> [DATA SHOWN]
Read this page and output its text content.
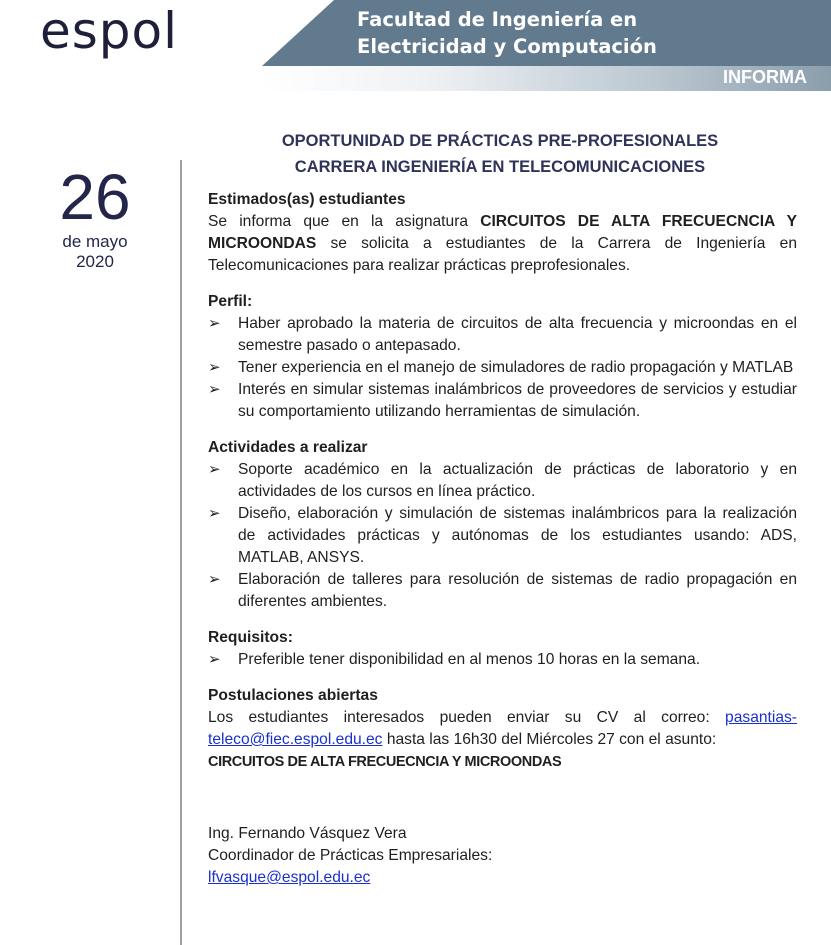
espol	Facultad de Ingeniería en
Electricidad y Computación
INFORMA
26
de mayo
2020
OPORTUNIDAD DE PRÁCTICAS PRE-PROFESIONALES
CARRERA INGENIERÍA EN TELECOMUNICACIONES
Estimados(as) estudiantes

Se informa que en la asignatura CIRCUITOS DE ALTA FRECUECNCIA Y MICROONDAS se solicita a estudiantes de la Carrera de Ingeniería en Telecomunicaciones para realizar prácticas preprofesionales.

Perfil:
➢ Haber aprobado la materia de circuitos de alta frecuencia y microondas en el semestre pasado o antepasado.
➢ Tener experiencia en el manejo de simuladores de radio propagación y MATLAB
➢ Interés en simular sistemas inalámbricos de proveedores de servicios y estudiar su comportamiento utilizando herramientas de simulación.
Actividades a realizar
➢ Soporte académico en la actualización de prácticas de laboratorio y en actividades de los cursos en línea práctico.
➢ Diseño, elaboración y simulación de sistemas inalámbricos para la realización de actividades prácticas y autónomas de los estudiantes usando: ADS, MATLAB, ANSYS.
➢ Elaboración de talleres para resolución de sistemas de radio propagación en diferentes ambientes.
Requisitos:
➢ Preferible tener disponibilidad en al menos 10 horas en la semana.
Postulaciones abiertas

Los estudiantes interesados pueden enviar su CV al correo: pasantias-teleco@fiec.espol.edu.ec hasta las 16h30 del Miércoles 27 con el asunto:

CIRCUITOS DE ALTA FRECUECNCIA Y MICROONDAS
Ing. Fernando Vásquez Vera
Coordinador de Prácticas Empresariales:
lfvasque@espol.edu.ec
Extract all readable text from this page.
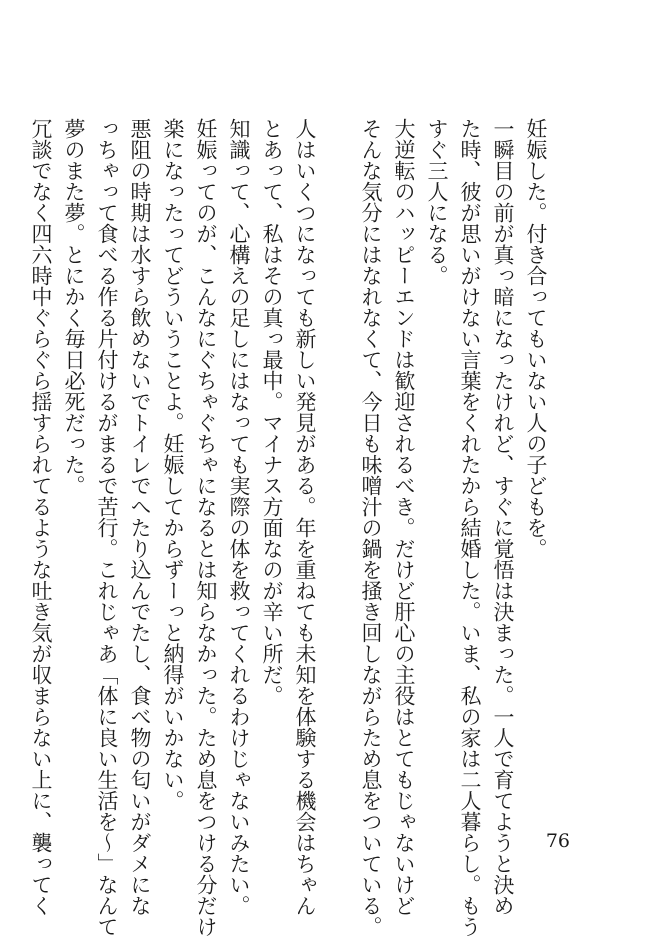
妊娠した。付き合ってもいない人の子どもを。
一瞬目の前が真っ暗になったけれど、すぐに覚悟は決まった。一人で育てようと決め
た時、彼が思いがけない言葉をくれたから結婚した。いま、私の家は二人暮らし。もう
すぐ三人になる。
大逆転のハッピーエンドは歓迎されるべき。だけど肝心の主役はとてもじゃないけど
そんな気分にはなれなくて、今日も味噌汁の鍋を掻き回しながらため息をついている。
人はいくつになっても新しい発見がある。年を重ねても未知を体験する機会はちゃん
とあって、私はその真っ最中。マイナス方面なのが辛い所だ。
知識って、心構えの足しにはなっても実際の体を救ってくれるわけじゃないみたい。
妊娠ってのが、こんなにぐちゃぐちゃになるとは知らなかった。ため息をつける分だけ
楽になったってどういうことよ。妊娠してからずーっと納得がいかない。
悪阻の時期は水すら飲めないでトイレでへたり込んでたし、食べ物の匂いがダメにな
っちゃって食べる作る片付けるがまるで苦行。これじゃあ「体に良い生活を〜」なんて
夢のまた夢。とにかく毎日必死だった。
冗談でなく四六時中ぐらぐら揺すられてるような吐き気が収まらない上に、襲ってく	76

> [YOUR OBJECTIVE] Set the data above down again exactly as given, with no pictures.

> [ANSWER TO THE PROBLEM]
Read this page and output its text content.
espol	Facultad de Ingeniería en
Electricidad y Computación
INFORMA
26
de mayo
2020
OPORTUNIDAD DE PRÁCTICAS PRE-PROFESIONALES
CARRERA INGENIERÍA EN TELECOMUNICACIONES
Estimados(as) estudiantes

Se informa que en la asignatura CIRCUITOS DE ALTA FRECUECNCIA Y MICROONDAS se solicita a estudiantes de la Carrera de Ingeniería en Telecomunicaciones para realizar prácticas preprofesionales.

Perfil:
➢ Haber aprobado la materia de circuitos de alta frecuencia y microondas en el semestre pasado o antepasado.
➢ Tener experiencia en el manejo de simuladores de radio propagación y MATLAB
➢ Interés en simular sistemas inalámbricos de proveedores de servicios y estudiar su comportamiento utilizando herramientas de simulación.
Actividades a realizar
➢ Soporte académico en la actualización de prácticas de laboratorio y en actividades de los cursos en línea práctico.
➢ Diseño, elaboración y simulación de sistemas inalámbricos para la realización de actividades prácticas y autónomas de los estudiantes usando: ADS, MATLAB, ANSYS.
➢ Elaboración de talleres para resolución de sistemas de radio propagación en diferentes ambientes.
Requisitos:
➢ Preferible tener disponibilidad en al menos 10 horas en la semana.
Postulaciones abiertas

Los estudiantes interesados pueden enviar su CV al correo: pasantias-teleco@fiec.espol.edu.ec hasta las 16h30 del Miércoles 27 con el asunto:

CIRCUITOS DE ALTA FRECUECNCIA Y MICROONDAS
Ing. Fernando Vásquez Vera
Coordinador de Prácticas Empresariales:
lfvasque@espol.edu.ec
Extract all readable text from this page.
妊娠した。付き合ってもいない人の子どもを。
一瞬目の前が真っ暗になったけれど、すぐに覚悟は決まった。一人で育てようと決め
た時、彼が思いがけない言葉をくれたから結婚した。いま、私の家は二人暮らし。もう
すぐ三人になる。
大逆転のハッピーエンドは歓迎されるべき。だけど肝心の主役はとてもじゃないけど
そんな気分にはなれなくて、今日も味噌汁の鍋を掻き回しながらため息をついている。
人はいくつになっても新しい発見がある。年を重ねても未知を体験する機会はちゃん
とあって、私はその真っ最中。マイナス方面なのが辛い所だ。
知識って、心構えの足しにはなっても実際の体を救ってくれるわけじゃないみたい。
妊娠ってのが、こんなにぐちゃぐちゃになるとは知らなかった。ため息をつける分だけ
楽になったってどういうことよ。妊娠してからずーっと納得がいかない。
悪阻の時期は水すら飲めないでトイレでへたり込んでたし、食べ物の匂いがダメにな
っちゃって食べる作る片付けるがまるで苦行。これじゃあ「体に良い生活を〜」なんて
夢のまた夢。とにかく毎日必死だった。
冗談でなく四六時中ぐらぐら揺すられてるような吐き気が収まらない上に、襲ってく	76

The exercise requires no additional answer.